Page excerpt =
——
In December 2023, USCIS announced a final rule that went into effect on February 26, 2024, increasing the filing fee for Form I-907, Request for Premium Processing, to adjust for inflation. 

The USCIS Stabilization Act established the Department of Homeland Security’s (DHS) authority to adjust the premium fees on a biennial basis. After leaving these fees unchanged for the three years following passage of the Act, DHS is now increasing the premium processing fees USCIS charges for all eligible forms and categories to reflect the amount of inflation from June 2021 through June 2023 according to the Consumer Price Index for All Urban Consumers. The adjustment increases premium processing fees for certain processes from $1,500 to $1,685, $1,750 to $1,965, and $2,500 to $2,805.  USCIS has issued an alert regarding the specific categories subject to these increases here.

The fee change went into effect on February 26, 2024. If USCIS receives a Form I-907 postmarked on or after February 26, 2024 with the incorrect filing fee, it will reject the Form I-907 and return the filing fee. For filings sent by commercial courier (such as UPS, FedEx, and DHL), the postmark date is the date reflected on the courier receipt.

In addition to the February 26th increase to Premium Processing fees, a wider fee increase will go into effect on April 1, 2024. The aim of this fee increase is to adjust for inflation and lower the agency’s required annual cost recovery by $727 million, in part by considering the budget effects of improved efficiency measures.
——
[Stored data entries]
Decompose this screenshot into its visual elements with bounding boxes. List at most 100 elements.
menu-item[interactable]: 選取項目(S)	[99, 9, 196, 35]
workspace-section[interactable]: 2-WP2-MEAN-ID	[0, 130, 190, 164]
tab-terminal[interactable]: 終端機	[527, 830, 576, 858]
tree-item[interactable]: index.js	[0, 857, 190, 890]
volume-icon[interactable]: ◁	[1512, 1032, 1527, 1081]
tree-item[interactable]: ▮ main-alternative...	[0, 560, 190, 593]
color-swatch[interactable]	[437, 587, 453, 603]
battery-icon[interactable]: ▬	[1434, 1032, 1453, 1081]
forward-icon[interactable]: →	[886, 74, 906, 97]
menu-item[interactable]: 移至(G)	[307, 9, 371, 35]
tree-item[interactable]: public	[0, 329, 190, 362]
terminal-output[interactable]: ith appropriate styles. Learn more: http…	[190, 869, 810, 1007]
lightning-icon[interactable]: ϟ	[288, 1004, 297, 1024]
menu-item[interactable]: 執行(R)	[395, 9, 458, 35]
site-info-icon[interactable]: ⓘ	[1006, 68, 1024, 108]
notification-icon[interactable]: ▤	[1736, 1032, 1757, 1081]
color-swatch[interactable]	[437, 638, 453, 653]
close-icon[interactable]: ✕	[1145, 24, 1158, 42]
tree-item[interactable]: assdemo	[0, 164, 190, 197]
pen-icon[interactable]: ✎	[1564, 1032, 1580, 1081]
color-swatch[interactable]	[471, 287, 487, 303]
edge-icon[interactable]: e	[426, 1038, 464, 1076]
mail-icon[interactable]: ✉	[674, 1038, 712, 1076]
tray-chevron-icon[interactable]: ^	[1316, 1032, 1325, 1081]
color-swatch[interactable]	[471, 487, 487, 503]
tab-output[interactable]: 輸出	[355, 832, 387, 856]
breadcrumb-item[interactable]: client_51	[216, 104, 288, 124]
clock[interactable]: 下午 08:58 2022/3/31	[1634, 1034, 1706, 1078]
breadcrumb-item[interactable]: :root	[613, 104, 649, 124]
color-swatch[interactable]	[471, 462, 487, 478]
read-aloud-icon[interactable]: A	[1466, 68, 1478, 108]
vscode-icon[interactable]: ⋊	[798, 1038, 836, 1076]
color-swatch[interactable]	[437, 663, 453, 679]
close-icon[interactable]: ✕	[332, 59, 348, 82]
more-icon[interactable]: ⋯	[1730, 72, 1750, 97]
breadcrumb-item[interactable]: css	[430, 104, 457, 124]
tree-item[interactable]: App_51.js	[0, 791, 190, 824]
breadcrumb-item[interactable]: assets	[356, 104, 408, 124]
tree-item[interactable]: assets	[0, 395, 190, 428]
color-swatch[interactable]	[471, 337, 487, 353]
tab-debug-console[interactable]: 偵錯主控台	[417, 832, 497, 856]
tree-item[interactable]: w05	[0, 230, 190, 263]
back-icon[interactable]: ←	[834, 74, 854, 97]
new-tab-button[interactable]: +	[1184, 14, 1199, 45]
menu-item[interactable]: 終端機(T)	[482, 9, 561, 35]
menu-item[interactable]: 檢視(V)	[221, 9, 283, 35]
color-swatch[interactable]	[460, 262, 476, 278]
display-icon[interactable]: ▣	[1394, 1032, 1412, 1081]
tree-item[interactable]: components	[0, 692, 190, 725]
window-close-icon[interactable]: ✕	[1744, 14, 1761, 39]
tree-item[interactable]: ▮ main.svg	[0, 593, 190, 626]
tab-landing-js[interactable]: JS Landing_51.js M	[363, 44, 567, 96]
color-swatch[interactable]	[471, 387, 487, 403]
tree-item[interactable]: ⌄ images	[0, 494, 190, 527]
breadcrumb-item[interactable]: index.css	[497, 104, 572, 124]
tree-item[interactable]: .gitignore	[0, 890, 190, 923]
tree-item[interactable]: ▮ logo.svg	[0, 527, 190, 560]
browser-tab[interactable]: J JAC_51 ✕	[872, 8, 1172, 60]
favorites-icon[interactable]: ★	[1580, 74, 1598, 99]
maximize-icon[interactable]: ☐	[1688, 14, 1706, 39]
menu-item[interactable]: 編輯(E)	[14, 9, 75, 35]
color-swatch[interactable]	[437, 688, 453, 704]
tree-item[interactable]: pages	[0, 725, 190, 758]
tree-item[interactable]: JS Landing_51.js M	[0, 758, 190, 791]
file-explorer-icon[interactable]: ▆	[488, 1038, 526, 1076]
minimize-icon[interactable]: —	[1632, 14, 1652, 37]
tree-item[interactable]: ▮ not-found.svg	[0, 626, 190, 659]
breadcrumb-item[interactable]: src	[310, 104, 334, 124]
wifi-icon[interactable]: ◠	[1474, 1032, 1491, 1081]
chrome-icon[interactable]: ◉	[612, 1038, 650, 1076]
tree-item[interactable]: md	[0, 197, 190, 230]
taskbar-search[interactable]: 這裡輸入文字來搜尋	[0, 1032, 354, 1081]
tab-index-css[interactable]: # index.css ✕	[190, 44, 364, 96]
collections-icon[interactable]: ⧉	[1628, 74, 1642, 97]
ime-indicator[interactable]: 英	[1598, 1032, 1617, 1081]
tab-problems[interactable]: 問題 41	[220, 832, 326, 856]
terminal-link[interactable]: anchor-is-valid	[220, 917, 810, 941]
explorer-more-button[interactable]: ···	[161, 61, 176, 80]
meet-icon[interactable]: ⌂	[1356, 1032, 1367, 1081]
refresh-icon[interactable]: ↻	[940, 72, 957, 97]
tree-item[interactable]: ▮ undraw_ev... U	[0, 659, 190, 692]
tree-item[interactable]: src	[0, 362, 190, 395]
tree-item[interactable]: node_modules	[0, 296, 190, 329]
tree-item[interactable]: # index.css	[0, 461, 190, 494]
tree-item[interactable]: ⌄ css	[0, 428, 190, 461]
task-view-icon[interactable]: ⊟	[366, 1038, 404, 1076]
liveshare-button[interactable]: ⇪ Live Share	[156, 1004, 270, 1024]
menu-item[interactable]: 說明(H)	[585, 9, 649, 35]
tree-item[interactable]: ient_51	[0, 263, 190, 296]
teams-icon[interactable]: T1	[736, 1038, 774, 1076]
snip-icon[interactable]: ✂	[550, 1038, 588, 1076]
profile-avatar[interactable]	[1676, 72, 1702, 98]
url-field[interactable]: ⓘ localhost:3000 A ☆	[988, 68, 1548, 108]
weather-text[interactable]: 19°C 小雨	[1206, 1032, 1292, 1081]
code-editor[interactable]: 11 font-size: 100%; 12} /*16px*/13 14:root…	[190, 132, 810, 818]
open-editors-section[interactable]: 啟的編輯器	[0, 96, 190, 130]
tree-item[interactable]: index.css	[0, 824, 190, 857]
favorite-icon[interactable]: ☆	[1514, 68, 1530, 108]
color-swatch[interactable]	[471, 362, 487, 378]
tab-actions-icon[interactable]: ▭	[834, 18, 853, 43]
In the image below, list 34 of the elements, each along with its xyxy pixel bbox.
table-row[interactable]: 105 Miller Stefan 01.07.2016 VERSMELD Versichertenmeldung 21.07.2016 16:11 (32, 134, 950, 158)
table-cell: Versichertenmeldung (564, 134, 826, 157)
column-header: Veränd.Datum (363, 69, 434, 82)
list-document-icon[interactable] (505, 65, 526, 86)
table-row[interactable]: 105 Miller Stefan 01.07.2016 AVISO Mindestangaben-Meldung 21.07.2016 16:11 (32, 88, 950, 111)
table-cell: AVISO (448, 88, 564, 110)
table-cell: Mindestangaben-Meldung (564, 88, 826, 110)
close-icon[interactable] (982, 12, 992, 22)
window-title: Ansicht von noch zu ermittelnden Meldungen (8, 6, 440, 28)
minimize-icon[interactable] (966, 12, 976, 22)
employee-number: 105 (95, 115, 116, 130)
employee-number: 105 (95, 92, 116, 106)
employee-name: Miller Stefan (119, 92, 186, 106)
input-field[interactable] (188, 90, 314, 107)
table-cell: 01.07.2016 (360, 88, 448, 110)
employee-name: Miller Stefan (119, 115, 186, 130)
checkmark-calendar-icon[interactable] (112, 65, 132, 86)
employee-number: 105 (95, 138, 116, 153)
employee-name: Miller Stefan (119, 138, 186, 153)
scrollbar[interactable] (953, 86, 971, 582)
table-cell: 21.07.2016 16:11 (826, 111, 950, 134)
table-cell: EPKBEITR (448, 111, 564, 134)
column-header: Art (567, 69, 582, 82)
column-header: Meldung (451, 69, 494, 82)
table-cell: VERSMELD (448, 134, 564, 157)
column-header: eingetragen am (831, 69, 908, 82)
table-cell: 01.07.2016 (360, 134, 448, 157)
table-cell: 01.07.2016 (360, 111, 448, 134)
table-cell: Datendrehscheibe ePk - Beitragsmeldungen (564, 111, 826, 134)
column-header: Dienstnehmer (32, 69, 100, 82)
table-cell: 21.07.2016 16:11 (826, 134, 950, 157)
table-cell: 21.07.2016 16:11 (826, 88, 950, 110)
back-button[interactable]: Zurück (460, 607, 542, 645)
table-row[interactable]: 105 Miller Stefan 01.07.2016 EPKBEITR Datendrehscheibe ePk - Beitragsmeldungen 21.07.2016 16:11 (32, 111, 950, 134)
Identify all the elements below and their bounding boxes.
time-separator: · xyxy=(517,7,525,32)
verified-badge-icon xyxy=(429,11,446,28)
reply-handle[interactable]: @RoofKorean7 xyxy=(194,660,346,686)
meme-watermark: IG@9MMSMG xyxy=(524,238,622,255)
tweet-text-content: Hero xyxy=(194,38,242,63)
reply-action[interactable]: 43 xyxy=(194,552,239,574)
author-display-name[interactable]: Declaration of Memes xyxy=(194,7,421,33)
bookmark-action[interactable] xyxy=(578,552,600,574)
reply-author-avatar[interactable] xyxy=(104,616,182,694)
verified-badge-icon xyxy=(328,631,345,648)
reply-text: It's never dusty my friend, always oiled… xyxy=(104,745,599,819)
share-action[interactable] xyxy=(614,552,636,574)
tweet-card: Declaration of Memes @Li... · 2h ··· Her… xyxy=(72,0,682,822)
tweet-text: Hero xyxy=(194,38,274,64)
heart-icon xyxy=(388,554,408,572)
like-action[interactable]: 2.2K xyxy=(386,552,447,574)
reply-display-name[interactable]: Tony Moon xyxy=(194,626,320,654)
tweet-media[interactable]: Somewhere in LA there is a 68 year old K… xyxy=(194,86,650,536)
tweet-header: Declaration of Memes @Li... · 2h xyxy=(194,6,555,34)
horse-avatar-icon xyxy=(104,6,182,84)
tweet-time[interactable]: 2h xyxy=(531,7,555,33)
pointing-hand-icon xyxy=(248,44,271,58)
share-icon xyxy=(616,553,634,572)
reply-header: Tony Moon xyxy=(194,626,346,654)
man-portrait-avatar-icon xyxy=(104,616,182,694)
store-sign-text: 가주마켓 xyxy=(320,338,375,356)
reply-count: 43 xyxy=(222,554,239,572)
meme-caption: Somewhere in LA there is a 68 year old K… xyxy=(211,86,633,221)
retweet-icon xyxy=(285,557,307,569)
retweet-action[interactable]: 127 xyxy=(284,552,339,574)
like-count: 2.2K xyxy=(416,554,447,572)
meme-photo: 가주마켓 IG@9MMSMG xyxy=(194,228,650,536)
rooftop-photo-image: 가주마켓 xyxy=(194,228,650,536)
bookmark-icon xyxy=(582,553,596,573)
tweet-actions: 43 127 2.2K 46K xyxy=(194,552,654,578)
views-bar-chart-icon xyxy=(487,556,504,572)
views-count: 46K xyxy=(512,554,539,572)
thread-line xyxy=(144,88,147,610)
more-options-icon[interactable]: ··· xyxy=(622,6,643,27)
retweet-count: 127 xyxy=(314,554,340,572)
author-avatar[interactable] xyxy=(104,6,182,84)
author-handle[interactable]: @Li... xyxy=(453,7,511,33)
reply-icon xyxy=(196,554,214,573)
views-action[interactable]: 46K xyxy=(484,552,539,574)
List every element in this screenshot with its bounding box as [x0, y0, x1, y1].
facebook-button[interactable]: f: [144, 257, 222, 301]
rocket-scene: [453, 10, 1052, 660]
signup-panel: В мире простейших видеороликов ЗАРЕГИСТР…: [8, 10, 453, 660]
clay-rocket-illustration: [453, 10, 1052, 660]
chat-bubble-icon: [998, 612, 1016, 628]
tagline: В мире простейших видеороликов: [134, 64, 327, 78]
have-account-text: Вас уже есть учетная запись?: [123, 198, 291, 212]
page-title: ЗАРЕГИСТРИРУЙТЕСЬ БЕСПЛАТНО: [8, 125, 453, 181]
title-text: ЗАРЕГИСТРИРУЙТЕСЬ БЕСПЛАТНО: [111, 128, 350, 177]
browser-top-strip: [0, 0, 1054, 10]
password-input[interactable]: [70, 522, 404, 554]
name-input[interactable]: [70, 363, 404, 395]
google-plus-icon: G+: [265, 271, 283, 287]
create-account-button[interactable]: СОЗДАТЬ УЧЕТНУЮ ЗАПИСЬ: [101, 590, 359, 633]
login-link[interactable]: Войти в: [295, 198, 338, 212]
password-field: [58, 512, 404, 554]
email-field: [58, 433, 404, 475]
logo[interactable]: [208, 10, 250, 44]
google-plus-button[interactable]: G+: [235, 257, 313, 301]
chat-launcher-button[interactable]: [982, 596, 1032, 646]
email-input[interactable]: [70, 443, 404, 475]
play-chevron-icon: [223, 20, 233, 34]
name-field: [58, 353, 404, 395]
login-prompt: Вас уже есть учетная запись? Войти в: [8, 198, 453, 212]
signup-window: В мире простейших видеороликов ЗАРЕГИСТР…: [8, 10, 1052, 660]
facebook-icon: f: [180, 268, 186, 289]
——
Exercises =
1) In the excerpt on USCIS premium processing fees, what is the postmark date for a Form I-907 sent by commercial courier?
2) Extract the lines of the stored data entries word for word, starting with the first line of the entries and going on through the line with "857, 190, 890]", including both.

Exercise solutions =
1) It is the date reflected on the courier receipt.

2)
Decompose this screenshot into its visual elements with bounding boxes. List at most 100 elements.
menu-item[interactable]: 選取項目(S)	[99, 9, 196, 35]
workspace-section[interactable]: 2-WP2-MEAN-ID	[0, 130, 190, 164]
tab-terminal[interactable]: 終端機	[527, 830, 576, 858]
tree-item[interactable]: index.js	[0, 857, 190, 890]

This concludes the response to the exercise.